Task details: Take the material and output all of it exactly.
== Data to process
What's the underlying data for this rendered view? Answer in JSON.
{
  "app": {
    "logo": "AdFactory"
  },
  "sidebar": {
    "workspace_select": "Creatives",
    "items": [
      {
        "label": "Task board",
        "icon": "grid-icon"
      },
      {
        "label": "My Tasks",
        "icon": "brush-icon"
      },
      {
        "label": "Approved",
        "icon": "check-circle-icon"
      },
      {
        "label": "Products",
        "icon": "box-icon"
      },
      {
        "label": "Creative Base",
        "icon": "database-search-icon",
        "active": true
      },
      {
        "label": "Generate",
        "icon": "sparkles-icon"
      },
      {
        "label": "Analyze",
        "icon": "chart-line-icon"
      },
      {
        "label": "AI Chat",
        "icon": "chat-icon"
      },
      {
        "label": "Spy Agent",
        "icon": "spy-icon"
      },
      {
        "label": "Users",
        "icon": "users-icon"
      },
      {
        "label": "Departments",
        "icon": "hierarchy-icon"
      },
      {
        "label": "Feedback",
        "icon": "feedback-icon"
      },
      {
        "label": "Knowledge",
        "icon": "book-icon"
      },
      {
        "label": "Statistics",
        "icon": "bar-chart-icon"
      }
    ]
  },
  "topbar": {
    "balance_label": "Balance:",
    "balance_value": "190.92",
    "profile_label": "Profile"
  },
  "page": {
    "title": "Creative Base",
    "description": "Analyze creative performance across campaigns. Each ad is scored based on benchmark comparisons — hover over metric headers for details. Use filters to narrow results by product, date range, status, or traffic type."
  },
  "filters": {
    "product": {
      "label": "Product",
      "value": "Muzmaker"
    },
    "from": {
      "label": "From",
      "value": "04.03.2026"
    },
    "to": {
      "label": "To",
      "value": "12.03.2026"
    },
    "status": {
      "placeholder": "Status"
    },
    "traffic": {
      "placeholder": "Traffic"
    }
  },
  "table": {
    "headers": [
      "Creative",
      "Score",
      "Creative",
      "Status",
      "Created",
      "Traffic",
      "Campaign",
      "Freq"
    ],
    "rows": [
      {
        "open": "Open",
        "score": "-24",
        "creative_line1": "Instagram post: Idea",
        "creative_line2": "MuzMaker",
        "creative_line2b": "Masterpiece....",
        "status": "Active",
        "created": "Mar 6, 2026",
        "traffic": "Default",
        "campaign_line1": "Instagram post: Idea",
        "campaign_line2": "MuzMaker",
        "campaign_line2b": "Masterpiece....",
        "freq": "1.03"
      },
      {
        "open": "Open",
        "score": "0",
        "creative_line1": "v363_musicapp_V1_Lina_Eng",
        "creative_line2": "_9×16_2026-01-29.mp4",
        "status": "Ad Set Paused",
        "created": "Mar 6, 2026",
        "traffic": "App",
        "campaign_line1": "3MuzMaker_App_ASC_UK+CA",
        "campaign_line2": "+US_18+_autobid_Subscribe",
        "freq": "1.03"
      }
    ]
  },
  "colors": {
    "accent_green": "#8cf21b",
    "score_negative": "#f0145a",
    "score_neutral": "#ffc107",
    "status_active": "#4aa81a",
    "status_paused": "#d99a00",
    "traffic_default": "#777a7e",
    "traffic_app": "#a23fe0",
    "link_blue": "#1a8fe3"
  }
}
====
Solution:
What's the underlying data for this rendered view? Answer in JSON.
{
  "app": {
    "logo": "AdFactory"
  },
  "sidebar": {
    "workspace_select": "Creatives",
    "items": [
      {
        "label": "Task board",
        "icon": "grid-icon"
      },
      {
        "label": "My Tasks",
        "icon": "brush-icon"
      },
      {
        "label": "Approved",
        "icon": "check-circle-icon"
      },
      {
        "label": "Products",
        "icon": "box-icon"
      },
      {
        "label": "Creative Base",
        "icon": "database-search-icon",
        "active": true
      },
      {
        "label": "Generate",
        "icon": "sparkles-icon"
      },
      {
        "label": "Analyze",
        "icon": "chart-line-icon"
      },
      {
        "label": "AI Chat",
        "icon": "chat-icon"
      },
      {
        "label": "Spy Agent",
        "icon": "spy-icon"
      },
      {
        "label": "Users",
        "icon": "users-icon"
      },
      {
        "label": "Departments",
        "icon": "hierarchy-icon"
      },
      {
        "label": "Feedback",
        "icon": "feedback-icon"
      },
      {
        "label": "Knowledge",
        "icon": "book-icon"
      },
      {
        "label": "Statistics",
        "icon": "bar-chart-icon"
      }
    ]
  },
  "topbar": {
    "balance_label": "Balance:",
    "balance_value": "190.92",
    "profile_label": "Profile"
  },
  "page": {
    "title": "Creative Base",
    "description": "Analyze creative performance across campaigns. Each ad is scored based on benchmark comparisons — hover over metric headers for details. Use filters to narrow results by product, date range, status, or traffic type."
  },
  "filters": {
    "product": {
      "label": "Product",
      "value": "Muzmaker"
    },
    "from": {
      "label": "From",
      "value": "04.03.2026"
    },
    "to": {
      "label": "To",
      "value": "12.03.2026"
    },
    "status": {
      "placeholder": "Status"
    },
    "traffic": {
      "placeholder": "Traffic"
    }
  },
  "table": {
    "headers": [
      "Creative",
      "Score",
      "Creative",
      "Status",
      "Created",
      "Traffic",
      "Campaign",
      "Freq"
    ],
    "rows": [
      {
        "open": "Open",
        "score": "-24",
        "creative_line1": "Instagram post: Idea",
        "creative_line2": "MuzMaker",
        "creative_line2b": "Masterpiece....",
        "status": "Active",
        "created": "Mar 6, 2026",
        "traffic": "Default",
        "campaign_line1": "Instagram post: Idea",
        "campaign_line2": "MuzMaker",
        "campaign_line2b": "Masterpiece....",
        "freq": "1.03"
      },
      {
        "open": "Open",
        "score": "0",
        "creative_line1": "v363_musicapp_V1_Lina_Eng",
        "creative_line2": "_9×16_2026-01-29.mp4",
        "status": "Ad Set Paused",
        "created": "Mar 6, 2026",
        "traffic": "App",
        "campaign_line1": "3MuzMaker_App_ASC_UK+CA",
        "campaign_line2": "+US_18+_autobid_Subscribe",
        "freq": "1.03"
      }
    ]
  },
  "colors": {
    "accent_green": "#8cf21b",
    "score_negative": "#f0145a",
    "score_neutral": "#ffc107",
    "status_active": "#4aa81a",
    "status_paused": "#d99a00",
    "traffic_default": "#777a7e",
    "traffic_app": "#a23fe0",
    "link_blue": "#1a8fe3"
  }
}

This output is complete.